[Data records]
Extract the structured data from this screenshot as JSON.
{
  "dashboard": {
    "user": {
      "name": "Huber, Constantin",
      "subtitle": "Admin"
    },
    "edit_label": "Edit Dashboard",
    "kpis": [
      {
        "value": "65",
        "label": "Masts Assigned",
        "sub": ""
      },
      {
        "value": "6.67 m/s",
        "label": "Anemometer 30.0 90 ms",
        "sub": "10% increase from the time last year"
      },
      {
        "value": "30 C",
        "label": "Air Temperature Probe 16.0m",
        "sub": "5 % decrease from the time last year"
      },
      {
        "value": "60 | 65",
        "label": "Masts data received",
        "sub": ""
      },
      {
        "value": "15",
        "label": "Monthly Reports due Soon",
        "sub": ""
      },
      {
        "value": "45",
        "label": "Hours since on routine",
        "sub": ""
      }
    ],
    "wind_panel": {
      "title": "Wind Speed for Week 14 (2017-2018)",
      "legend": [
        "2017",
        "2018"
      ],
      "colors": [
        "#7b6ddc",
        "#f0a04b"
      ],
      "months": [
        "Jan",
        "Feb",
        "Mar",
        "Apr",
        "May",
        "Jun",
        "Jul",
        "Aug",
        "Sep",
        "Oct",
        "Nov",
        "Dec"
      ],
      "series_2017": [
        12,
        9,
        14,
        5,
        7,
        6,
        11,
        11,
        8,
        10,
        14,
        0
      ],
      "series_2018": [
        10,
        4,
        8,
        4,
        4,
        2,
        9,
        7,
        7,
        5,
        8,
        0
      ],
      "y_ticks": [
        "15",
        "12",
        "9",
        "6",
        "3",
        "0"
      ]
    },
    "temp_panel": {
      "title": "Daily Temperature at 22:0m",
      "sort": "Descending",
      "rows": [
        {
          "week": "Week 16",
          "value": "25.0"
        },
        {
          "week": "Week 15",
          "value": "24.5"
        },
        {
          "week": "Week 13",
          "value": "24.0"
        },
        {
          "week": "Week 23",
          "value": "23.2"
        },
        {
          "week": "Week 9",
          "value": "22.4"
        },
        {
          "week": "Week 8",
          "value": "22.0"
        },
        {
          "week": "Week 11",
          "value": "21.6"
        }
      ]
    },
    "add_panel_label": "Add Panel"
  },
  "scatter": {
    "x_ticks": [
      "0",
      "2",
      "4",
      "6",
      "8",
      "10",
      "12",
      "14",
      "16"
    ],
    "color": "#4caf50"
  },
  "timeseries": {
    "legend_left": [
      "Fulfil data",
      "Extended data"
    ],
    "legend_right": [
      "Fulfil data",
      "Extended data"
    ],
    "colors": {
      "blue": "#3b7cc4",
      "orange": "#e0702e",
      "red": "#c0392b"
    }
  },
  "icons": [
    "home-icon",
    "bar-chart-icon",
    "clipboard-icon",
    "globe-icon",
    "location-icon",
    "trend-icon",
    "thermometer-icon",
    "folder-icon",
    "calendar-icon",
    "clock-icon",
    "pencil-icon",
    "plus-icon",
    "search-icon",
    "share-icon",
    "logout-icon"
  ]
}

Problem details:
Gather each line of the listing containing the word "Temperature" and show it.

Output for this exercise:
        "label": "Air Temperature Probe 16.0m",
      "title": "Daily Temperature at 22:0m",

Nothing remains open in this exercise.